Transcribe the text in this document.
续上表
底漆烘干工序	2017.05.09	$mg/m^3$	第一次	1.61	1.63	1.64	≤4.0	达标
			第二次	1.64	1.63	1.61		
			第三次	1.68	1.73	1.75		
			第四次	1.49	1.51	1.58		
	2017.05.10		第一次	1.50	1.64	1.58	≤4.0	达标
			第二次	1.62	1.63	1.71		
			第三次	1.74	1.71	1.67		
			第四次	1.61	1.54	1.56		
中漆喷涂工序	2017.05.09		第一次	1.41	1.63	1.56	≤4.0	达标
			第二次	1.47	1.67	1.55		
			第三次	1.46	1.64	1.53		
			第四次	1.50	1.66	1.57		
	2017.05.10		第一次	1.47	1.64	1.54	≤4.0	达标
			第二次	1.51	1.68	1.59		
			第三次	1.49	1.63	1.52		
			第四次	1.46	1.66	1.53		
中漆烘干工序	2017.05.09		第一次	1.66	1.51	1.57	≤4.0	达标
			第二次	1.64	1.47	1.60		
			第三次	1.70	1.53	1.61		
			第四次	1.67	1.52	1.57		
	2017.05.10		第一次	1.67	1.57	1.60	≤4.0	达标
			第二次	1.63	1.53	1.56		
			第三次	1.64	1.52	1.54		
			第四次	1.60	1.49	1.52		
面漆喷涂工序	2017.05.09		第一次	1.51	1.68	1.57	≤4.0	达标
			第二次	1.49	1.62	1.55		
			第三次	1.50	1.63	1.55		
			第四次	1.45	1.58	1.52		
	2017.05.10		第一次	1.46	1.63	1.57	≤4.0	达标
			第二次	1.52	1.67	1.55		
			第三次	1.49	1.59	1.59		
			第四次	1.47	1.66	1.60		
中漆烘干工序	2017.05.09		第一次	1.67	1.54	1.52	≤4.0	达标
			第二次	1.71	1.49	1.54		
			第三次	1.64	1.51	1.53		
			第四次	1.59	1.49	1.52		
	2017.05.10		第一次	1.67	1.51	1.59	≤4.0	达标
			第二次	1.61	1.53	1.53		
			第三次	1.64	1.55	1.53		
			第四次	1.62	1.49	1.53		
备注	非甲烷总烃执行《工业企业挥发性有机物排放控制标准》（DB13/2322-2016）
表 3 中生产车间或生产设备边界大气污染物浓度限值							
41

○ ○ ○ ○ ○

■ **Written task**
Each record above should be restated word for word.

■ **Response to this task**
Transcribe the text in this document.
续上表
底漆烘干工序	2017.05.09	$mg/m^3$	第一次	1.61	1.63	1.64	≤4.0	达标
			第二次	1.64	1.63	1.61		
			第三次	1.68	1.73	1.75		
			第四次	1.49	1.51	1.58		
	2017.05.10		第一次	1.50	1.64	1.58	≤4.0	达标
			第二次	1.62	1.63	1.71		
			第三次	1.74	1.71	1.67		
			第四次	1.61	1.54	1.56		
中漆喷涂工序	2017.05.09		第一次	1.41	1.63	1.56	≤4.0	达标
			第二次	1.47	1.67	1.55		
			第三次	1.46	1.64	1.53		
			第四次	1.50	1.66	1.57		
	2017.05.10		第一次	1.47	1.64	1.54	≤4.0	达标
			第二次	1.51	1.68	1.59		
			第三次	1.49	1.63	1.52		
			第四次	1.46	1.66	1.53		
中漆烘干工序	2017.05.09		第一次	1.66	1.51	1.57	≤4.0	达标
			第二次	1.64	1.47	1.60		
			第三次	1.70	1.53	1.61		
			第四次	1.67	1.52	1.57		
	2017.05.10		第一次	1.67	1.57	1.60	≤4.0	达标
			第二次	1.63	1.53	1.56		
			第三次	1.64	1.52	1.54		
			第四次	1.60	1.49	1.52		
面漆喷涂工序	2017.05.09		第一次	1.51	1.68	1.57	≤4.0	达标
			第二次	1.49	1.62	1.55		
			第三次	1.50	1.63	1.55		
			第四次	1.45	1.58	1.52		
	2017.05.10		第一次	1.46	1.63	1.57	≤4.0	达标
			第二次	1.52	1.67	1.55		
			第三次	1.49	1.59	1.59		
			第四次	1.47	1.66	1.60		
中漆烘干工序	2017.05.09		第一次	1.67	1.54	1.52	≤4.0	达标
			第二次	1.71	1.49	1.54		
			第三次	1.64	1.51	1.53		
			第四次	1.59	1.49	1.52		
	2017.05.10		第一次	1.67	1.51	1.59	≤4.0	达标
			第二次	1.61	1.53	1.53		
			第三次	1.64	1.55	1.53		
			第四次	1.62	1.49	1.53		
备注	非甲烷总烃执行《工业企业挥发性有机物排放控制标准》（DB13/2322-2016）
表 3 中生产车间或生产设备边界大气污染物浓度限值							
41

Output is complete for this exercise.